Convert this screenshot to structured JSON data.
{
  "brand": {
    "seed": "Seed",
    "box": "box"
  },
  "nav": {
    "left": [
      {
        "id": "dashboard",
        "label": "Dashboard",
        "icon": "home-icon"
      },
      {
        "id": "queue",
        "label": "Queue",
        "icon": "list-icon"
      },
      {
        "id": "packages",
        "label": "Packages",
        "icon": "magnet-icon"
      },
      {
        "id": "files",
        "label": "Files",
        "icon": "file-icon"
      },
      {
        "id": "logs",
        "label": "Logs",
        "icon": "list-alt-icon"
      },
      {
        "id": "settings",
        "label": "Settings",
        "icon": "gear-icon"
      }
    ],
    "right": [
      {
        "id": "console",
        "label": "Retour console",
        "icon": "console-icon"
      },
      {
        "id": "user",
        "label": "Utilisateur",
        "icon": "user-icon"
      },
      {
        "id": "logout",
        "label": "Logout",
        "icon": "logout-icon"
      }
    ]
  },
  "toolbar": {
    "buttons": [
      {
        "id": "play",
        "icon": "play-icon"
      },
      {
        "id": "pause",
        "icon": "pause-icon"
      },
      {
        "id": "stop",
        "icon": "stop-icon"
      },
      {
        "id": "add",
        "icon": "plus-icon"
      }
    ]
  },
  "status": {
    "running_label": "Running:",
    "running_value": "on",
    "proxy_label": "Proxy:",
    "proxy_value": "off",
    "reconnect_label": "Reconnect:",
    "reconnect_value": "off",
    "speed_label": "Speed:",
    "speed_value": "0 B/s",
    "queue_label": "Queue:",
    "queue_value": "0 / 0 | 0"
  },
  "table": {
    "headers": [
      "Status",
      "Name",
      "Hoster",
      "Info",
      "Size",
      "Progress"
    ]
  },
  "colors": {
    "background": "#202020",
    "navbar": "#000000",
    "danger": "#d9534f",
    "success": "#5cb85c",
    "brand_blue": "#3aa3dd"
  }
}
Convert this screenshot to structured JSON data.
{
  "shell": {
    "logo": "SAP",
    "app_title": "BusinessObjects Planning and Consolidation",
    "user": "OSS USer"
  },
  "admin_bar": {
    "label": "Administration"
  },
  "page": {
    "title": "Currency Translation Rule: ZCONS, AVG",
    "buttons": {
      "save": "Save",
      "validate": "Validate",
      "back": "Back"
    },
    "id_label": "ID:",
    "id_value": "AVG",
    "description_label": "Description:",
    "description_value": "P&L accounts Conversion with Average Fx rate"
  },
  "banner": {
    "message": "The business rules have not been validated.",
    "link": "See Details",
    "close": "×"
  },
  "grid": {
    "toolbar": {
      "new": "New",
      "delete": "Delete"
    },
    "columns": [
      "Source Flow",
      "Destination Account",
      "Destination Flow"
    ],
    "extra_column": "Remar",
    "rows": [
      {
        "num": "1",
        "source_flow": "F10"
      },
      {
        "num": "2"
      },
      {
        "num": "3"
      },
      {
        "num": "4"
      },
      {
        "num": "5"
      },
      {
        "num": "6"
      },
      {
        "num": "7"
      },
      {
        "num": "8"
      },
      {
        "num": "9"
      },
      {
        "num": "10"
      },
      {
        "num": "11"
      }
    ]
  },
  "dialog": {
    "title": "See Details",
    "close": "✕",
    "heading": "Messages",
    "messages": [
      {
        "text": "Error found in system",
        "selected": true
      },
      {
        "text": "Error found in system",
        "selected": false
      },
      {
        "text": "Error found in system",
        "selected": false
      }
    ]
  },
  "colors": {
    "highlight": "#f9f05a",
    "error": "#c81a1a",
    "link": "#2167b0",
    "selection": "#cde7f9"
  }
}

● EXERCISE TASK:
Exactly reproduce every record.

● RESPONSE TO THIS TASK:
Convert this screenshot to structured JSON data.
{
  "brand": {
    "seed": "Seed",
    "box": "box"
  },
  "nav": {
    "left": [
      {
        "id": "dashboard",
        "label": "Dashboard",
        "icon": "home-icon"
      },
      {
        "id": "queue",
        "label": "Queue",
        "icon": "list-icon"
      },
      {
        "id": "packages",
        "label": "Packages",
        "icon": "magnet-icon"
      },
      {
        "id": "files",
        "label": "Files",
        "icon": "file-icon"
      },
      {
        "id": "logs",
        "label": "Logs",
        "icon": "list-alt-icon"
      },
      {
        "id": "settings",
        "label": "Settings",
        "icon": "gear-icon"
      }
    ],
    "right": [
      {
        "id": "console",
        "label": "Retour console",
        "icon": "console-icon"
      },
      {
        "id": "user",
        "label": "Utilisateur",
        "icon": "user-icon"
      },
      {
        "id": "logout",
        "label": "Logout",
        "icon": "logout-icon"
      }
    ]
  },
  "toolbar": {
    "buttons": [
      {
        "id": "play",
        "icon": "play-icon"
      },
      {
        "id": "pause",
        "icon": "pause-icon"
      },
      {
        "id": "stop",
        "icon": "stop-icon"
      },
      {
        "id": "add",
        "icon": "plus-icon"
      }
    ]
  },
  "status": {
    "running_label": "Running:",
    "running_value": "on",
    "proxy_label": "Proxy:",
    "proxy_value": "off",
    "reconnect_label": "Reconnect:",
    "reconnect_value": "off",
    "speed_label": "Speed:",
    "speed_value": "0 B/s",
    "queue_label": "Queue:",
    "queue_value": "0 / 0 | 0"
  },
  "table": {
    "headers": [
      "Status",
      "Name",
      "Hoster",
      "Info",
      "Size",
      "Progress"
    ]
  },
  "colors": {
    "background": "#202020",
    "navbar": "#000000",
    "danger": "#d9534f",
    "success": "#5cb85c",
    "brand_blue": "#3aa3dd"
  }
}
Convert this screenshot to structured JSON data.
{
  "shell": {
    "logo": "SAP",
    "app_title": "BusinessObjects Planning and Consolidation",
    "user": "OSS USer"
  },
  "admin_bar": {
    "label": "Administration"
  },
  "page": {
    "title": "Currency Translation Rule: ZCONS, AVG",
    "buttons": {
      "save": "Save",
      "validate": "Validate",
      "back": "Back"
    },
    "id_label": "ID:",
    "id_value": "AVG",
    "description_label": "Description:",
    "description_value": "P&L accounts Conversion with Average Fx rate"
  },
  "banner": {
    "message": "The business rules have not been validated.",
    "link": "See Details",
    "close": "×"
  },
  "grid": {
    "toolbar": {
      "new": "New",
      "delete": "Delete"
    },
    "columns": [
      "Source Flow",
      "Destination Account",
      "Destination Flow"
    ],
    "extra_column": "Remar",
    "rows": [
      {
        "num": "1",
        "source_flow": "F10"
      },
      {
        "num": "2"
      },
      {
        "num": "3"
      },
      {
        "num": "4"
      },
      {
        "num": "5"
      },
      {
        "num": "6"
      },
      {
        "num": "7"
      },
      {
        "num": "8"
      },
      {
        "num": "9"
      },
      {
        "num": "10"
      },
      {
        "num": "11"
      }
    ]
  },
  "dialog": {
    "title": "See Details",
    "close": "✕",
    "heading": "Messages",
    "messages": [
      {
        "text": "Error found in system",
        "selected": true
      },
      {
        "text": "Error found in system",
        "selected": false
      },
      {
        "text": "Error found in system",
        "selected": false
      }
    ]
  },
  "colors": {
    "highlight": "#f9f05a",
    "error": "#c81a1a",
    "link": "#2167b0",
    "selection": "#cde7f9"
  }
}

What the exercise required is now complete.